Go through the entries below and retype them exactly, omitting each picture.

+ + +

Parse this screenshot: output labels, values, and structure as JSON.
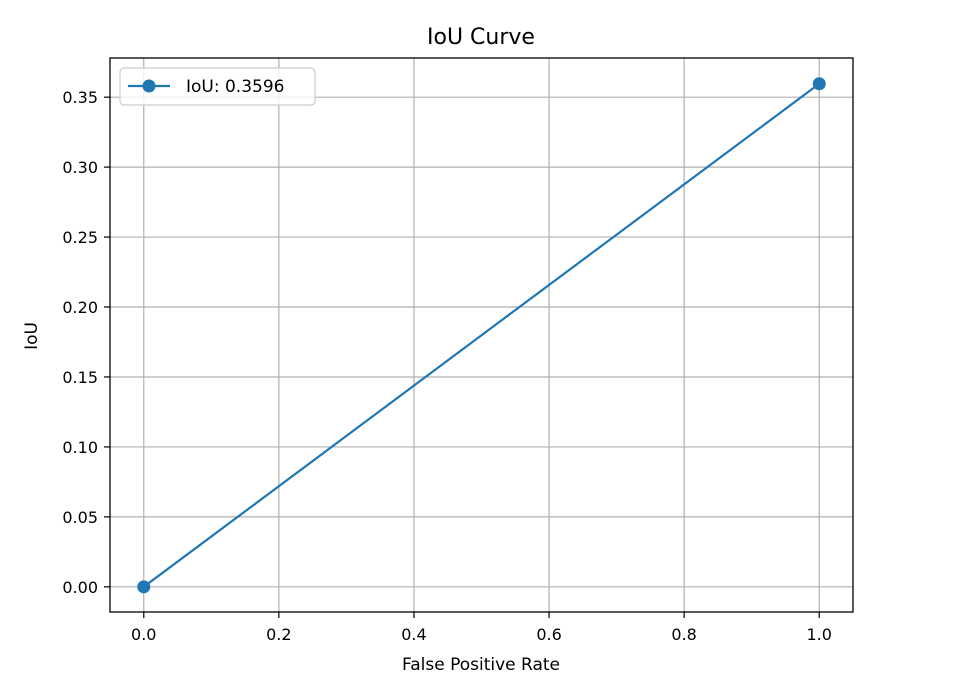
{
  "chart_data": {
    "type": "line",
    "title": "IoU Curve",
    "xlabel": "False Positive Rate",
    "ylabel": "IoU",
    "xlim": [
      -0.05,
      1.05
    ],
    "ylim": [
      -0.018,
      0.378
    ],
    "xticks": [
      0.0,
      0.2,
      0.4,
      0.6,
      0.8,
      1.0
    ],
    "xtick_labels": [
      "0.0",
      "0.2",
      "0.4",
      "0.6",
      "0.8",
      "1.0"
    ],
    "yticks": [
      0.0,
      0.05,
      0.1,
      0.15,
      0.2,
      0.25,
      0.3,
      0.35
    ],
    "ytick_labels": [
      "0.00",
      "0.05",
      "0.10",
      "0.15",
      "0.20",
      "0.25",
      "0.30",
      "0.35"
    ],
    "grid": true,
    "legend_position": "upper-left",
    "series": [
      {
        "name": "IoU: 0.3596",
        "color": "#1f77b4",
        "marker": "circle",
        "x": [
          0.0,
          1.0
        ],
        "y": [
          0.0,
          0.3596
        ]
      }
    ]
  }
}
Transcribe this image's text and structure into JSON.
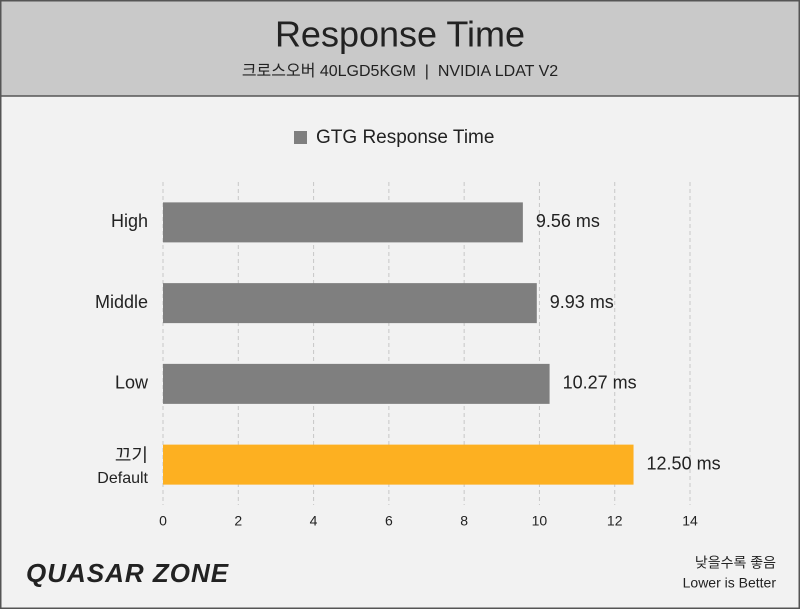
{
  "chart_data": {
    "type": "barh",
    "title": "Response Time",
    "subtitle": "크로스오버 40LGD5KGM  |  NVIDIA LDAT V2",
    "categories": [
      "High",
      "Middle",
      "Low",
      "끄기"
    ],
    "category_notes": [
      null,
      null,
      null,
      "Default"
    ],
    "series": [
      {
        "name": "GTG Response Time",
        "color": "#7f7f7f",
        "colors": [
          "#7f7f7f",
          "#7f7f7f",
          "#7f7f7f",
          "#fdb021"
        ],
        "values": [
          9.56,
          9.93,
          10.27,
          12.5
        ],
        "value_labels": [
          "9.56 ms",
          "9.93 ms",
          "10.27 ms",
          "12.50 ms"
        ]
      }
    ],
    "xlim": [
      0,
      14
    ],
    "xticks": [
      0,
      2,
      4,
      6,
      8,
      10,
      12,
      14
    ],
    "grid": true,
    "legend": "top",
    "logo": "QUASAR ZONE",
    "note": [
      "낮을수록 좋음",
      "Lower is Better"
    ]
  }
}
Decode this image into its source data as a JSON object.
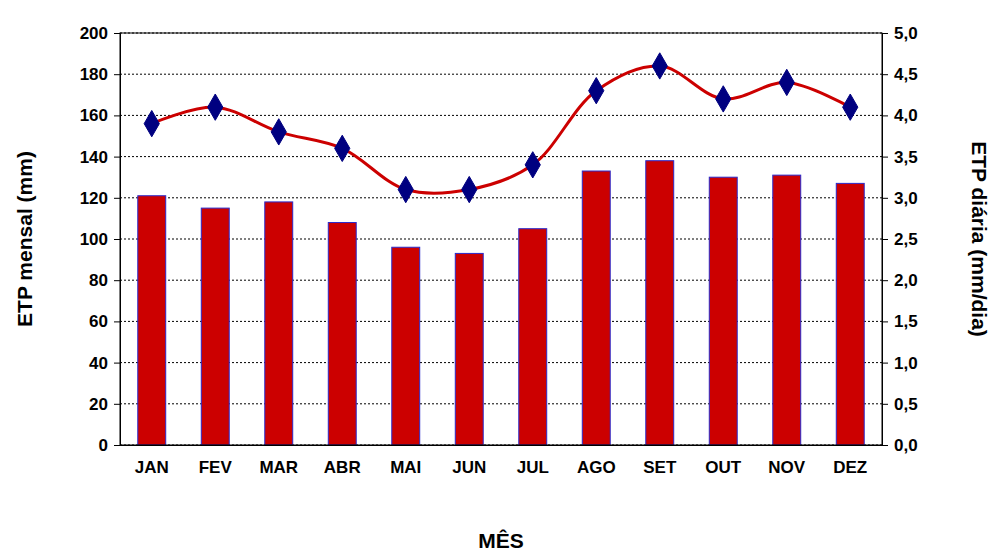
{
  "chart_data": {
    "type": "bar",
    "xlabel": "MÊS",
    "ylabel": "ETP mensal (mm)",
    "y2label": "ETP diária (mm/dia)",
    "categories": [
      "JAN",
      "FEV",
      "MAR",
      "ABR",
      "MAI",
      "JUN",
      "JUL",
      "AGO",
      "SET",
      "OUT",
      "NOV",
      "DEZ"
    ],
    "series": [
      {
        "type": "bar",
        "color": "#cc0000",
        "values": [
          121,
          115,
          118,
          108,
          96,
          93,
          105,
          133,
          138,
          130,
          131,
          127
        ]
      },
      {
        "type": "line",
        "axis": "y2",
        "color": "#cc0000",
        "marker": "diamond",
        "line_style": "solid",
        "values": [
          3.9,
          4.1,
          3.8,
          3.6,
          3.1,
          3.1,
          3.4,
          4.3,
          4.6,
          4.2,
          4.4,
          4.1
        ]
      }
    ],
    "ylim": [
      0,
      200
    ],
    "yticks": [
      0,
      20,
      40,
      60,
      80,
      100,
      120,
      140,
      160,
      180,
      200
    ],
    "y2lim": [
      0,
      5
    ],
    "y2ticks": [
      {
        "value": 0,
        "label": "0,0"
      },
      {
        "value": 0.5,
        "label": "0,5"
      },
      {
        "value": 1,
        "label": "1,0"
      },
      {
        "value": 1.5,
        "label": "1,5"
      },
      {
        "value": 2,
        "label": "2,0"
      },
      {
        "value": 2.5,
        "label": "2,5"
      },
      {
        "value": 3,
        "label": "3,0"
      },
      {
        "value": 3.5,
        "label": "3,5"
      },
      {
        "value": 4,
        "label": "4,0"
      },
      {
        "value": 4.5,
        "label": "4,5"
      },
      {
        "value": 5,
        "label": "5,0"
      }
    ],
    "grid": true
  }
}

+ + +

Solution to this exercise:
Parse this screenshot: output labels, values, and structure as JSON.
{
  "chart_data": {
    "type": "line",
    "title": "IoU Curve",
    "xlabel": "False Positive Rate",
    "ylabel": "IoU",
    "xlim": [
      -0.05,
      1.05
    ],
    "ylim": [
      -0.018,
      0.378
    ],
    "xticks": [
      0.0,
      0.2,
      0.4,
      0.6,
      0.8,
      1.0
    ],
    "xtick_labels": [
      "0.0",
      "0.2",
      "0.4",
      "0.6",
      "0.8",
      "1.0"
    ],
    "yticks": [
      0.0,
      0.05,
      0.1,
      0.15,
      0.2,
      0.25,
      0.3,
      0.35
    ],
    "ytick_labels": [
      "0.00",
      "0.05",
      "0.10",
      "0.15",
      "0.20",
      "0.25",
      "0.30",
      "0.35"
    ],
    "grid": true,
    "legend_position": "upper-left",
    "series": [
      {
        "name": "IoU: 0.3596",
        "color": "#1f77b4",
        "marker": "circle",
        "x": [
          0.0,
          1.0
        ],
        "y": [
          0.0,
          0.3596
        ]
      }
    ]
  }
}
Transcribe this image's text and structure into JSON.
{
  "chart_data": {
    "type": "barh",
    "title": "Response Time",
    "subtitle": "크로스오버 40LGD5KGM  |  NVIDIA LDAT V2",
    "categories": [
      "High",
      "Middle",
      "Low",
      "끄기"
    ],
    "category_notes": [
      null,
      null,
      null,
      "Default"
    ],
    "series": [
      {
        "name": "GTG Response Time",
        "color": "#7f7f7f",
        "colors": [
          "#7f7f7f",
          "#7f7f7f",
          "#7f7f7f",
          "#fdb021"
        ],
        "values": [
          9.56,
          9.93,
          10.27,
          12.5
        ],
        "value_labels": [
          "9.56 ms",
          "9.93 ms",
          "10.27 ms",
          "12.50 ms"
        ]
      }
    ],
    "xlim": [
      0,
      14
    ],
    "xticks": [
      0,
      2,
      4,
      6,
      8,
      10,
      12,
      14
    ],
    "grid": true,
    "legend": "top",
    "logo": "QUASAR ZONE",
    "note": [
      "낮을수록 좋음",
      "Lower is Better"
    ]
  }
}
Decode this image into its source data as a JSON object.
{
  "chart_data": {
    "type": "bar",
    "xlabel": "MÊS",
    "ylabel": "ETP mensal (mm)",
    "y2label": "ETP diária (mm/dia)",
    "categories": [
      "JAN",
      "FEV",
      "MAR",
      "ABR",
      "MAI",
      "JUN",
      "JUL",
      "AGO",
      "SET",
      "OUT",
      "NOV",
      "DEZ"
    ],
    "series": [
      {
        "type": "bar",
        "color": "#cc0000",
        "values": [
          121,
          115,
          118,
          108,
          96,
          93,
          105,
          133,
          138,
          130,
          131,
          127
        ]
      },
      {
        "type": "line",
        "axis": "y2",
        "color": "#cc0000",
        "marker": "diamond",
        "line_style": "solid",
        "values": [
          3.9,
          4.1,
          3.8,
          3.6,
          3.1,
          3.1,
          3.4,
          4.3,
          4.6,
          4.2,
          4.4,
          4.1
        ]
      }
    ],
    "ylim": [
      0,
      200
    ],
    "yticks": [
      0,
      20,
      40,
      60,
      80,
      100,
      120,
      140,
      160,
      180,
      200
    ],
    "y2lim": [
      0,
      5
    ],
    "y2ticks": [
      {
        "value": 0,
        "label": "0,0"
      },
      {
        "value": 0.5,
        "label": "0,5"
      },
      {
        "value": 1,
        "label": "1,0"
      },
      {
        "value": 1.5,
        "label": "1,5"
      },
      {
        "value": 2,
        "label": "2,0"
      },
      {
        "value": 2.5,
        "label": "2,5"
      },
      {
        "value": 3,
        "label": "3,0"
      },
      {
        "value": 3.5,
        "label": "3,5"
      },
      {
        "value": 4,
        "label": "4,0"
      },
      {
        "value": 4.5,
        "label": "4,5"
      },
      {
        "value": 5,
        "label": "5,0"
      }
    ],
    "grid": true
  }
}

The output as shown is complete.